→ WORK TO BE COMPLETED
Type out every line below exactly as it reads.
________
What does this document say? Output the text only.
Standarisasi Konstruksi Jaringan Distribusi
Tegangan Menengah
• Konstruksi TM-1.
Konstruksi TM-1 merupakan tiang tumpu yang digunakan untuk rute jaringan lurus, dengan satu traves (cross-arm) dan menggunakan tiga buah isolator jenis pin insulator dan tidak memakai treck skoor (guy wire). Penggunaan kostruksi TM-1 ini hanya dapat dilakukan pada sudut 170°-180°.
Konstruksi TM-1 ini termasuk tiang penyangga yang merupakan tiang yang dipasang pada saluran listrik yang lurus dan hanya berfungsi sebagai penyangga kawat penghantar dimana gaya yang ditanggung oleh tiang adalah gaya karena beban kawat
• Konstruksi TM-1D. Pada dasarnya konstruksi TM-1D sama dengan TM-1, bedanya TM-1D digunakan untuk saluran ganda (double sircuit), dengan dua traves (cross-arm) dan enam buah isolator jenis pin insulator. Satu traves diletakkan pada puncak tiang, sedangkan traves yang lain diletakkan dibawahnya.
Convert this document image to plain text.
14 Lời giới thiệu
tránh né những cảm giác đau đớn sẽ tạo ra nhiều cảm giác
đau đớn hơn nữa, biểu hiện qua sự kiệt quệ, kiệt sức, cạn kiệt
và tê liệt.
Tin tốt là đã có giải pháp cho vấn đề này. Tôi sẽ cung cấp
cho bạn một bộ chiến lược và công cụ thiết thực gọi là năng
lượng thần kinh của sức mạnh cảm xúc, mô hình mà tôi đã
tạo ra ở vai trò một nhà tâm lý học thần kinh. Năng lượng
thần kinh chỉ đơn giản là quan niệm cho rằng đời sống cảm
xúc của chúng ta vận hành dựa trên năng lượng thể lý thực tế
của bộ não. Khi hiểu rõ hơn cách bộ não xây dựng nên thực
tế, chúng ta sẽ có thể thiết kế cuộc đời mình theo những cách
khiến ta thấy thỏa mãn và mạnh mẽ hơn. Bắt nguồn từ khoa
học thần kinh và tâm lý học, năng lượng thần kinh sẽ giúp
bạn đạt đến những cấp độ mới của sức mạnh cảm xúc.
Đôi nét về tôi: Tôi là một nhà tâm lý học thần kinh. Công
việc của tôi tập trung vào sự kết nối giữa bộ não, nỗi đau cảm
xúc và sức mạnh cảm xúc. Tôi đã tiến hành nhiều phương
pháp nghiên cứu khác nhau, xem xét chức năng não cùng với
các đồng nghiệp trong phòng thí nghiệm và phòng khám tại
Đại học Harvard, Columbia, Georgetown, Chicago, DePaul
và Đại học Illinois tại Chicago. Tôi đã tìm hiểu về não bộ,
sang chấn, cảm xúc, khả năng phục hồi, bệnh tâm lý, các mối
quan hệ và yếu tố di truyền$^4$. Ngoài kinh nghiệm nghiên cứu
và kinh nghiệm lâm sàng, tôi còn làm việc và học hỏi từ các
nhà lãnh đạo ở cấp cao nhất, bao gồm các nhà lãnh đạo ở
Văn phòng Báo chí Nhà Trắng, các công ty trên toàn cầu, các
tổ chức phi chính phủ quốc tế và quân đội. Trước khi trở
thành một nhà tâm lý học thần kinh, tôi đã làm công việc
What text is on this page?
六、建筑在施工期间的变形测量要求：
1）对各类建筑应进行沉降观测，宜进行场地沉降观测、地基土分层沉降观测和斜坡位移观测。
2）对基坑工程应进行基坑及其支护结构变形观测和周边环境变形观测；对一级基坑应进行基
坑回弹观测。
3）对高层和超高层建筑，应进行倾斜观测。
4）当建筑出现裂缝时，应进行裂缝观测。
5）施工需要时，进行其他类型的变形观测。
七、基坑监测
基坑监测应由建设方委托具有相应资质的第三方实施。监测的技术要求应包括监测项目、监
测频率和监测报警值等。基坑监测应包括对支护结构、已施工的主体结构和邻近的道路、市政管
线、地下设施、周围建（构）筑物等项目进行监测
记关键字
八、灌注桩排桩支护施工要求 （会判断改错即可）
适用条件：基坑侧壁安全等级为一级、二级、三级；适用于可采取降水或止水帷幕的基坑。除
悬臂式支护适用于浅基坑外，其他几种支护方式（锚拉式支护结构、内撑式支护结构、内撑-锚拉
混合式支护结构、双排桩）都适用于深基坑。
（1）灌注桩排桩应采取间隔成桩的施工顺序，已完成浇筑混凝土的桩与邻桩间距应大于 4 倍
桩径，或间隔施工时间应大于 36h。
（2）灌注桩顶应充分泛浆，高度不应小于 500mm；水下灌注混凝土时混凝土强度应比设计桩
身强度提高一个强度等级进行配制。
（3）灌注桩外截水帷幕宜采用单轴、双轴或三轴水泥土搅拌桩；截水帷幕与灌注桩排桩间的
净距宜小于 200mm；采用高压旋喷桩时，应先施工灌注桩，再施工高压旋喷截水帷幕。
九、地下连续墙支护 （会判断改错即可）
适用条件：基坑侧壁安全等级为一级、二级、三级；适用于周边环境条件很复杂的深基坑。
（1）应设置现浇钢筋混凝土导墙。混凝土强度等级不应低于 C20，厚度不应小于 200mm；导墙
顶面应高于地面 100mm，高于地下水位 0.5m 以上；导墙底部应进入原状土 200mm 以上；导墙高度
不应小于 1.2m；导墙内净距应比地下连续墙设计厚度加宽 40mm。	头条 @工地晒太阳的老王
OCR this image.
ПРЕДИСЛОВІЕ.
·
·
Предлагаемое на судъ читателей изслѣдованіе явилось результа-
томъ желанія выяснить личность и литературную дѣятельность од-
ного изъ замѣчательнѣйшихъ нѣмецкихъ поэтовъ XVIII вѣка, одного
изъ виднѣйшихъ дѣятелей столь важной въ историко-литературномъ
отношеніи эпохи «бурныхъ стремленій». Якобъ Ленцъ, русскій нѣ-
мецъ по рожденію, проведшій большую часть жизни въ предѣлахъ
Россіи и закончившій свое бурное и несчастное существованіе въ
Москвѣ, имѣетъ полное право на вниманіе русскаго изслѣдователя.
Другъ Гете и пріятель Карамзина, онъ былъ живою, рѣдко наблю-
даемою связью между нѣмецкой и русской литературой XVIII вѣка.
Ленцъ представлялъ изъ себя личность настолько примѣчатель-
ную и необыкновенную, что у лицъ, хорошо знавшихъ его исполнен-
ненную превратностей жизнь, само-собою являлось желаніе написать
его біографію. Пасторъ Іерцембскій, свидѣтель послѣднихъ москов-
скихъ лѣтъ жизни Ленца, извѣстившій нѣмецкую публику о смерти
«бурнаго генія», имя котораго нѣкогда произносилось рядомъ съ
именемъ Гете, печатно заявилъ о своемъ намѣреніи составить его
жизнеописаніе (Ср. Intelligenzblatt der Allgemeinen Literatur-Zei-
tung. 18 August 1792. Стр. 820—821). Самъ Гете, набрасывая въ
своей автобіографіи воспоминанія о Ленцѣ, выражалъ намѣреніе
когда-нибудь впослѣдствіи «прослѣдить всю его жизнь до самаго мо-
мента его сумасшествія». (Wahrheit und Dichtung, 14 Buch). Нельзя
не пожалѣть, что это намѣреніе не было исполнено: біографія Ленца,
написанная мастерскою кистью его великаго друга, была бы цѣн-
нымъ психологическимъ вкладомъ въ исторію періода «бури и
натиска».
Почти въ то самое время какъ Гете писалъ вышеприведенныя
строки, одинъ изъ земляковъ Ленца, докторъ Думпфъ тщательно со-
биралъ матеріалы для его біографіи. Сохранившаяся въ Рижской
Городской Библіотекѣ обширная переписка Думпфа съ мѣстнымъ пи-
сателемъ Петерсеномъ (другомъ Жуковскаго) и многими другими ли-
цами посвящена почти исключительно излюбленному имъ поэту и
________
→ PROBLEM SOLUTION
What does this document say? Output the text only.
Standarisasi Konstruksi Jaringan Distribusi
Tegangan Menengah
• Konstruksi TM-1.
Konstruksi TM-1 merupakan tiang tumpu yang digunakan untuk rute jaringan lurus, dengan satu traves (cross-arm) dan menggunakan tiga buah isolator jenis pin insulator dan tidak memakai treck skoor (guy wire). Penggunaan kostruksi TM-1 ini hanya dapat dilakukan pada sudut 170°-180°.
Konstruksi TM-1 ini termasuk tiang penyangga yang merupakan tiang yang dipasang pada saluran listrik yang lurus dan hanya berfungsi sebagai penyangga kawat penghantar dimana gaya yang ditanggung oleh tiang adalah gaya karena beban kawat
• Konstruksi TM-1D. Pada dasarnya konstruksi TM-1D sama dengan TM-1, bedanya TM-1D digunakan untuk saluran ganda (double sircuit), dengan dua traves (cross-arm) dan enam buah isolator jenis pin insulator. Satu traves diletakkan pada puncak tiang, sedangkan traves yang lain diletakkan dibawahnya.
Convert this document image to plain text.
14 Lời giới thiệu
tránh né những cảm giác đau đớn sẽ tạo ra nhiều cảm giác
đau đớn hơn nữa, biểu hiện qua sự kiệt quệ, kiệt sức, cạn kiệt
và tê liệt.
Tin tốt là đã có giải pháp cho vấn đề này. Tôi sẽ cung cấp
cho bạn một bộ chiến lược và công cụ thiết thực gọi là năng
lượng thần kinh của sức mạnh cảm xúc, mô hình mà tôi đã
tạo ra ở vai trò một nhà tâm lý học thần kinh. Năng lượng
thần kinh chỉ đơn giản là quan niệm cho rằng đời sống cảm
xúc của chúng ta vận hành dựa trên năng lượng thể lý thực tế
của bộ não. Khi hiểu rõ hơn cách bộ não xây dựng nên thực
tế, chúng ta sẽ có thể thiết kế cuộc đời mình theo những cách
khiến ta thấy thỏa mãn và mạnh mẽ hơn. Bắt nguồn từ khoa
học thần kinh và tâm lý học, năng lượng thần kinh sẽ giúp
bạn đạt đến những cấp độ mới của sức mạnh cảm xúc.
Đôi nét về tôi: Tôi là một nhà tâm lý học thần kinh. Công
việc của tôi tập trung vào sự kết nối giữa bộ não, nỗi đau cảm
xúc và sức mạnh cảm xúc. Tôi đã tiến hành nhiều phương
pháp nghiên cứu khác nhau, xem xét chức năng não cùng với
các đồng nghiệp trong phòng thí nghiệm và phòng khám tại
Đại học Harvard, Columbia, Georgetown, Chicago, DePaul
và Đại học Illinois tại Chicago. Tôi đã tìm hiểu về não bộ,
sang chấn, cảm xúc, khả năng phục hồi, bệnh tâm lý, các mối
quan hệ và yếu tố di truyền$^4$. Ngoài kinh nghiệm nghiên cứu
và kinh nghiệm lâm sàng, tôi còn làm việc và học hỏi từ các
nhà lãnh đạo ở cấp cao nhất, bao gồm các nhà lãnh đạo ở
Văn phòng Báo chí Nhà Trắng, các công ty trên toàn cầu, các
tổ chức phi chính phủ quốc tế và quân đội. Trước khi trở
thành một nhà tâm lý học thần kinh, tôi đã làm công việc
What text is on this page?
六、建筑在施工期间的变形测量要求：
1）对各类建筑应进行沉降观测，宜进行场地沉降观测、地基土分层沉降观测和斜坡位移观测。
2）对基坑工程应进行基坑及其支护结构变形观测和周边环境变形观测；对一级基坑应进行基
坑回弹观测。
3）对高层和超高层建筑，应进行倾斜观测。
4）当建筑出现裂缝时，应进行裂缝观测。
5）施工需要时，进行其他类型的变形观测。
七、基坑监测
基坑监测应由建设方委托具有相应资质的第三方实施。监测的技术要求应包括监测项目、监
测频率和监测报警值等。基坑监测应包括对支护结构、已施工的主体结构和邻近的道路、市政管
线、地下设施、周围建（构）筑物等项目进行监测
记关键字
八、灌注桩排桩支护施工要求 （会判断改错即可）
适用条件：基坑侧壁安全等级为一级、二级、三级；适用于可采取降水或止水帷幕的基坑。除
悬臂式支护适用于浅基坑外，其他几种支护方式（锚拉式支护结构、内撑式支护结构、内撑-锚拉
混合式支护结构、双排桩）都适用于深基坑。
（1）灌注桩排桩应采取间隔成桩的施工顺序，已完成浇筑混凝土的桩与邻桩间距应大于 4 倍
桩径，或间隔施工时间应大于 36h。
（2）灌注桩顶应充分泛浆，高度不应小于 500mm；水下灌注混凝土时混凝土强度应比设计桩
身强度提高一个强度等级进行配制。
（3）灌注桩外截水帷幕宜采用单轴、双轴或三轴水泥土搅拌桩；截水帷幕与灌注桩排桩间的
净距宜小于 200mm；采用高压旋喷桩时，应先施工灌注桩，再施工高压旋喷截水帷幕。
九、地下连续墙支护 （会判断改错即可）
适用条件：基坑侧壁安全等级为一级、二级、三级；适用于周边环境条件很复杂的深基坑。
（1）应设置现浇钢筋混凝土导墙。混凝土强度等级不应低于 C20，厚度不应小于 200mm；导墙
顶面应高于地面 100mm，高于地下水位 0.5m 以上；导墙底部应进入原状土 200mm 以上；导墙高度
不应小于 1.2m；导墙内净距应比地下连续墙设计厚度加宽 40mm。	头条 @工地晒太阳的老王
OCR this image.
ПРЕДИСЛОВІЕ.
·
·
Предлагаемое на судъ читателей изслѣдованіе явилось результа-
томъ желанія выяснить личность и литературную дѣятельность од-
ного изъ замѣчательнѣйшихъ нѣмецкихъ поэтовъ XVIII вѣка, одного
изъ виднѣйшихъ дѣятелей столь важной въ историко-литературномъ
отношеніи эпохи «бурныхъ стремленій». Якобъ Ленцъ, русскій нѣ-
мецъ по рожденію, проведшій большую часть жизни въ предѣлахъ
Россіи и закончившій свое бурное и несчастное существованіе въ
Москвѣ, имѣетъ полное право на вниманіе русскаго изслѣдователя.
Другъ Гете и пріятель Карамзина, онъ былъ живою, рѣдко наблю-
даемою связью между нѣмецкой и русской литературой XVIII вѣка.
Ленцъ представлялъ изъ себя личность настолько примѣчатель-
ную и необыкновенную, что у лицъ, хорошо знавшихъ его исполнен-
ненную превратностей жизнь, само-собою являлось желаніе написать
его біографію. Пасторъ Іерцембскій, свидѣтель послѣднихъ москов-
скихъ лѣтъ жизни Ленца, извѣстившій нѣмецкую публику о смерти
«бурнаго генія», имя котораго нѣкогда произносилось рядомъ съ
именемъ Гете, печатно заявилъ о своемъ намѣреніи составить его
жизнеописаніе (Ср. Intelligenzblatt der Allgemeinen Literatur-Zei-
tung. 18 August 1792. Стр. 820—821). Самъ Гете, набрасывая въ
своей автобіографіи воспоминанія о Ленцѣ, выражалъ намѣреніе
когда-нибудь впослѣдствіи «прослѣдить всю его жизнь до самаго мо-
мента его сумасшествія». (Wahrheit und Dichtung, 14 Buch). Нельзя
не пожалѣть, что это намѣреніе не было исполнено: біографія Ленца,
написанная мастерскою кистью его великаго друга, была бы цѣн-
нымъ психологическимъ вкладомъ въ исторію періода «бури и
натиска».
Почти въ то самое время какъ Гете писалъ вышеприведенныя
строки, одинъ изъ земляковъ Ленца, докторъ Думпфъ тщательно со-
биралъ матеріалы для его біографіи. Сохранившаяся въ Рижской
Городской Библіотекѣ обширная переписка Думпфа съ мѣстнымъ пи-
сателемъ Петерсеномъ (другомъ Жуковскаго) и многими другими ли-
цами посвящена почти исключительно излюбленному имъ поэту и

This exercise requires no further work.